Stored entries:
— Start —

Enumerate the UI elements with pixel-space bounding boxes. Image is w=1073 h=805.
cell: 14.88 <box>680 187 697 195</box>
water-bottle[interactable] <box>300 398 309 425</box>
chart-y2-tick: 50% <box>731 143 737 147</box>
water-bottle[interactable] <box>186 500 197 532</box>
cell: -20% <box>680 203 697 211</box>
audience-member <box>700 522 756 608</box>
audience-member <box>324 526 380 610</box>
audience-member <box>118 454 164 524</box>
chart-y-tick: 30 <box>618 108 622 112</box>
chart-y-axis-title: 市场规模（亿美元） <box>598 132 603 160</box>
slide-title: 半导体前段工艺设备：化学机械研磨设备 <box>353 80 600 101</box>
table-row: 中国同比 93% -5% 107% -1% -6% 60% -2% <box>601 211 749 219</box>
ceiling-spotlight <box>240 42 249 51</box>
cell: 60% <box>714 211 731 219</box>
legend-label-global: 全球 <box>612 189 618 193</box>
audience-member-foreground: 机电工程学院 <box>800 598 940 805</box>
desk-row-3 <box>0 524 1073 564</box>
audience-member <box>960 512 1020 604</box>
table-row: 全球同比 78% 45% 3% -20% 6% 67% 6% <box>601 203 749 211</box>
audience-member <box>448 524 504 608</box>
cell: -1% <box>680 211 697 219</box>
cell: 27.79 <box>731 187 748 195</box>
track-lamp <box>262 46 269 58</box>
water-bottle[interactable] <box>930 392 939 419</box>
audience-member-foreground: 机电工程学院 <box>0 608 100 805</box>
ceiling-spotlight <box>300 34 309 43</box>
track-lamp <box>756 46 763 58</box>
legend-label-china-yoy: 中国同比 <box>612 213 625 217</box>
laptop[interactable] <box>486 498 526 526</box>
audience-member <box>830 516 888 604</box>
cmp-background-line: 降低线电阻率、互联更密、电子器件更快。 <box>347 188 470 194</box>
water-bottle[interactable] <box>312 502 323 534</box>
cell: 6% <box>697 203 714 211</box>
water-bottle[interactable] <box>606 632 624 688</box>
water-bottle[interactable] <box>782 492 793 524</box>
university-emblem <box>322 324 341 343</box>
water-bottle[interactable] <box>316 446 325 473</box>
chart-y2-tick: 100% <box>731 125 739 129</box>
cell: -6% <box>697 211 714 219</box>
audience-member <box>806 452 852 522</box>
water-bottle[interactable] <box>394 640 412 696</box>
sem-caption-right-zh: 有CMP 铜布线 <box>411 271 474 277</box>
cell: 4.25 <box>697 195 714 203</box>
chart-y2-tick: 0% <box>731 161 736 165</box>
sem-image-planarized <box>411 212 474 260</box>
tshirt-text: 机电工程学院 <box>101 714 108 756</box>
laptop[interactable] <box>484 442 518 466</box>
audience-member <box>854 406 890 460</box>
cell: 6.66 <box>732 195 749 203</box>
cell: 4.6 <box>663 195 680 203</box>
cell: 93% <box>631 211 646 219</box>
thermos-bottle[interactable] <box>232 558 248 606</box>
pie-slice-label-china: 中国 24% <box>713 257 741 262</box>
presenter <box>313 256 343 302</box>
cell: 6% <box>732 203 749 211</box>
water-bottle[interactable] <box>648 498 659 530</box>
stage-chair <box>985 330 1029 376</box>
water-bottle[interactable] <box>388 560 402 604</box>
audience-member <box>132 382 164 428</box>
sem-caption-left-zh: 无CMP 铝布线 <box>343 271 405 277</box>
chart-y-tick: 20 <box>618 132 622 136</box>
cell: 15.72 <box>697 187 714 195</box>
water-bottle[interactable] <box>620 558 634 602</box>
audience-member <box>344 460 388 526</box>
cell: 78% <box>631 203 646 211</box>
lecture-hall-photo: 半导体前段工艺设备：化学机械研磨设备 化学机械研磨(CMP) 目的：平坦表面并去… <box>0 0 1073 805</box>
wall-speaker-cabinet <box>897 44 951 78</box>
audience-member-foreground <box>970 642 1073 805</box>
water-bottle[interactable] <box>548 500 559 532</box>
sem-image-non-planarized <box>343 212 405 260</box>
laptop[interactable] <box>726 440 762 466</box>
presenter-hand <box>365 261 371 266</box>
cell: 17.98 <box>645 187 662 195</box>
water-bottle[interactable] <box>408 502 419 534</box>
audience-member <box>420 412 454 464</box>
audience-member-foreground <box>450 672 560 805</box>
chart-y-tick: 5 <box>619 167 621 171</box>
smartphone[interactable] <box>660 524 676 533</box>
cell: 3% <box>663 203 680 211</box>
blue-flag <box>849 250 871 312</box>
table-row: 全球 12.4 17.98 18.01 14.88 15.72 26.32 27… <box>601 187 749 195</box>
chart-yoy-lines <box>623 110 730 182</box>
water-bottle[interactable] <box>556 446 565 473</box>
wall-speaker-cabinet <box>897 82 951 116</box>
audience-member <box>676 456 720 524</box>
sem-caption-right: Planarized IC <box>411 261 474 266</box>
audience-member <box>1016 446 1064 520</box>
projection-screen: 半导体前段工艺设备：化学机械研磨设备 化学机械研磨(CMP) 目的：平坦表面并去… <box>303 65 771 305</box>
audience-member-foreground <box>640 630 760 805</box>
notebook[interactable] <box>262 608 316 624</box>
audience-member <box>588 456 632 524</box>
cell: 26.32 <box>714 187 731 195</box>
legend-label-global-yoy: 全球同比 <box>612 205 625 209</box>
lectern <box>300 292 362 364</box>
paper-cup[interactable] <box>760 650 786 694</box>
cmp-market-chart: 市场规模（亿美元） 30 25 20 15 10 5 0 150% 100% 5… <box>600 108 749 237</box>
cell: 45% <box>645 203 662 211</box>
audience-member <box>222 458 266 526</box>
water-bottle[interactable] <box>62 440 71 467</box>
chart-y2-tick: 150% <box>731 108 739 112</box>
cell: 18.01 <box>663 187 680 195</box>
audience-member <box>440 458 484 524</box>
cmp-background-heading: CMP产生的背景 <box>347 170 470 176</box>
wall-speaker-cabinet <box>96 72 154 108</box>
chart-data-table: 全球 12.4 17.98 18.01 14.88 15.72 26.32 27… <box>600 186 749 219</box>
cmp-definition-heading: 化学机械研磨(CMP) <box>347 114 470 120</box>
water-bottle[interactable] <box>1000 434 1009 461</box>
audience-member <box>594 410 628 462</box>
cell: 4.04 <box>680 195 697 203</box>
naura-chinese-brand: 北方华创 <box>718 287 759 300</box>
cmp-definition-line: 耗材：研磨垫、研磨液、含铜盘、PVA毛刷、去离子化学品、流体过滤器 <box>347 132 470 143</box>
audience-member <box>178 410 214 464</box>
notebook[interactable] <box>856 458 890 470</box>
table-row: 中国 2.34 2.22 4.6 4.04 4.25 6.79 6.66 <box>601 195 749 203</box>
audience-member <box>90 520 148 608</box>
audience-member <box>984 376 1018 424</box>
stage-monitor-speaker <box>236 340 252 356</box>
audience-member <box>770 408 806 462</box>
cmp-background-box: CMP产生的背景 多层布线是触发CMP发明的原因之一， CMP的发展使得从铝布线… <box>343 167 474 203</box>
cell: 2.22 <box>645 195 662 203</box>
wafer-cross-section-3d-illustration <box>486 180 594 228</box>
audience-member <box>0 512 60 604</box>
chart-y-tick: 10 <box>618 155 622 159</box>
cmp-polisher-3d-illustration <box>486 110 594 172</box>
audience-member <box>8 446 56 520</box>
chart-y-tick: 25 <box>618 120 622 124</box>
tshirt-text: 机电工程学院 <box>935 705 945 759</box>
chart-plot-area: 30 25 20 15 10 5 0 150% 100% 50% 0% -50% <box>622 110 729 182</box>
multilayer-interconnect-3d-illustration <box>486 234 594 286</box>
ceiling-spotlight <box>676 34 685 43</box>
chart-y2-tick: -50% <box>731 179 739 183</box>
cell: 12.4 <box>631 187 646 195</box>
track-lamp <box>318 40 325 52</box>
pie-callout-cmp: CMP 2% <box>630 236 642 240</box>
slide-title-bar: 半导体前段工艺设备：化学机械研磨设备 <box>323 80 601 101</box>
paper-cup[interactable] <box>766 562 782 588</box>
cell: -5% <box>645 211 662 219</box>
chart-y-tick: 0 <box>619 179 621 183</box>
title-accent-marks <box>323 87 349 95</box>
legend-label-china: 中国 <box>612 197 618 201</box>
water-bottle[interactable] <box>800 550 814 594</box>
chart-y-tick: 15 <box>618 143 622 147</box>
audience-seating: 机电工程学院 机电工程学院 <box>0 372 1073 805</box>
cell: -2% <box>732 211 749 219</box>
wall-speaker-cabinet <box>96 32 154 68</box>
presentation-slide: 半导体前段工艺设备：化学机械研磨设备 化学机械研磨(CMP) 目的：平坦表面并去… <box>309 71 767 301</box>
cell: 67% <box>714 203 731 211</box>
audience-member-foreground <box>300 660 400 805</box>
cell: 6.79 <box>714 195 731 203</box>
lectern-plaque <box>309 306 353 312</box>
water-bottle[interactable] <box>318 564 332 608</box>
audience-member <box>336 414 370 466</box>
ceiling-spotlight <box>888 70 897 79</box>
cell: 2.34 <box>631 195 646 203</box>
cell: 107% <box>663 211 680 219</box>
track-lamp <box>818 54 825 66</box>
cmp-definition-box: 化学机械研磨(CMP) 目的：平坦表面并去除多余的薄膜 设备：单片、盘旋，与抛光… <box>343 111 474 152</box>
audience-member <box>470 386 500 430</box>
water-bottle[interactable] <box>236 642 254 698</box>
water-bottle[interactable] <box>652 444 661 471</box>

— End —

Report every line of the entries above that contains the string "text". Case counts.

◆ **FULL ANSWER**
tshirt-text: 机电工程学院 <box>101 714 108 756</box>
tshirt-text: 机电工程学院 <box>935 705 945 759</box>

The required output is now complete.